**DATA EXTRACT:**
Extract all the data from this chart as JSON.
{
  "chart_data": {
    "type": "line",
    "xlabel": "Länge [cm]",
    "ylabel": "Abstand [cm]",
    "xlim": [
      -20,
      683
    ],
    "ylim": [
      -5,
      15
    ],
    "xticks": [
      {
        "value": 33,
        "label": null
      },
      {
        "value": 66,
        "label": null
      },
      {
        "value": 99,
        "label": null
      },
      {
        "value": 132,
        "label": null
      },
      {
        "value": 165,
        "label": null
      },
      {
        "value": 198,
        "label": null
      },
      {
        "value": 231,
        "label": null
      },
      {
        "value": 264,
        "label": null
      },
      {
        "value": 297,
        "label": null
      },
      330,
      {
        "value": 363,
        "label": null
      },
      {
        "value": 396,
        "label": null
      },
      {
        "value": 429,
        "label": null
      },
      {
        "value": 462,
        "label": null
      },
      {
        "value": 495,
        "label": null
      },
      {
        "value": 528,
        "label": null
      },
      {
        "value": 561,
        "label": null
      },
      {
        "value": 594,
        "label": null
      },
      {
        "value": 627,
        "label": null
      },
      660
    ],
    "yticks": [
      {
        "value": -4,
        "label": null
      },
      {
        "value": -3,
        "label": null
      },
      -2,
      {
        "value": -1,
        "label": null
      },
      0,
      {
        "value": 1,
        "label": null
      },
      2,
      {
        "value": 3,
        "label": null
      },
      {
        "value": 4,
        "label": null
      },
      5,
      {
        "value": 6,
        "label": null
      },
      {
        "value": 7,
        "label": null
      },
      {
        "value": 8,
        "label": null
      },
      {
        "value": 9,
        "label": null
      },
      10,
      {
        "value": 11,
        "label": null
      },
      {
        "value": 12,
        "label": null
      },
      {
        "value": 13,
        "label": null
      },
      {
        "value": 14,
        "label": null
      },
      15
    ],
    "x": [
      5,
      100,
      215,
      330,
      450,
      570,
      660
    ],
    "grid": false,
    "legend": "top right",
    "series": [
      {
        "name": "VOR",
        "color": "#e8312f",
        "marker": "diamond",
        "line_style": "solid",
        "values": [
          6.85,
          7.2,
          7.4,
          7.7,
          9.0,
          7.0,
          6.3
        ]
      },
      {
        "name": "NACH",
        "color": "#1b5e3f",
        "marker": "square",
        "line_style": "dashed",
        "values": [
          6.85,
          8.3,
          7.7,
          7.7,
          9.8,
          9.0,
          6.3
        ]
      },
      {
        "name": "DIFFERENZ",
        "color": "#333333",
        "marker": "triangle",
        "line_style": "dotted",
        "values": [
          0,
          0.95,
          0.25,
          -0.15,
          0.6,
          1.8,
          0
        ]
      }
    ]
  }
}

**PROBLEM DESCRIPTION:** Reproduce the full listing exactly.

**CORRECT OUTPUT:**
Extract all the data from this chart as JSON.
{
  "chart_data": {
    "type": "line",
    "xlabel": "Länge [cm]",
    "ylabel": "Abstand [cm]",
    "xlim": [
      -20,
      683
    ],
    "ylim": [
      -5,
      15
    ],
    "xticks": [
      {
        "value": 33,
        "label": null
      },
      {
        "value": 66,
        "label": null
      },
      {
        "value": 99,
        "label": null
      },
      {
        "value": 132,
        "label": null
      },
      {
        "value": 165,
        "label": null
      },
      {
        "value": 198,
        "label": null
      },
      {
        "value": 231,
        "label": null
      },
      {
        "value": 264,
        "label": null
      },
      {
        "value": 297,
        "label": null
      },
      330,
      {
        "value": 363,
        "label": null
      },
      {
        "value": 396,
        "label": null
      },
      {
        "value": 429,
        "label": null
      },
      {
        "value": 462,
        "label": null
      },
      {
        "value": 495,
        "label": null
      },
      {
        "value": 528,
        "label": null
      },
      {
        "value": 561,
        "label": null
      },
      {
        "value": 594,
        "label": null
      },
      {
        "value": 627,
        "label": null
      },
      660
    ],
    "yticks": [
      {
        "value": -4,
        "label": null
      },
      {
        "value": -3,
        "label": null
      },
      -2,
      {
        "value": -1,
        "label": null
      },
      0,
      {
        "value": 1,
        "label": null
      },
      2,
      {
        "value": 3,
        "label": null
      },
      {
        "value": 4,
        "label": null
      },
      5,
      {
        "value": 6,
        "label": null
      },
      {
        "value": 7,
        "label": null
      },
      {
        "value": 8,
        "label": null
      },
      {
        "value": 9,
        "label": null
      },
      10,
      {
        "value": 11,
        "label": null
      },
      {
        "value": 12,
        "label": null
      },
      {
        "value": 13,
        "label": null
      },
      {
        "value": 14,
        "label": null
      },
      15
    ],
    "x": [
      5,
      100,
      215,
      330,
      450,
      570,
      660
    ],
    "grid": false,
    "legend": "top right",
    "series": [
      {
        "name": "VOR",
        "color": "#e8312f",
        "marker": "diamond",
        "line_style": "solid",
        "values": [
          6.85,
          7.2,
          7.4,
          7.7,
          9.0,
          7.0,
          6.3
        ]
      },
      {
        "name": "NACH",
        "color": "#1b5e3f",
        "marker": "square",
        "line_style": "dashed",
        "values": [
          6.85,
          8.3,
          7.7,
          7.7,
          9.8,
          9.0,
          6.3
        ]
      },
      {
        "name": "DIFFERENZ",
        "color": "#333333",
        "marker": "triangle",
        "line_style": "dotted",
        "values": [
          0,
          0.95,
          0.25,
          -0.15,
          0.6,
          1.8,
          0
        ]
      }
    ]
  }
}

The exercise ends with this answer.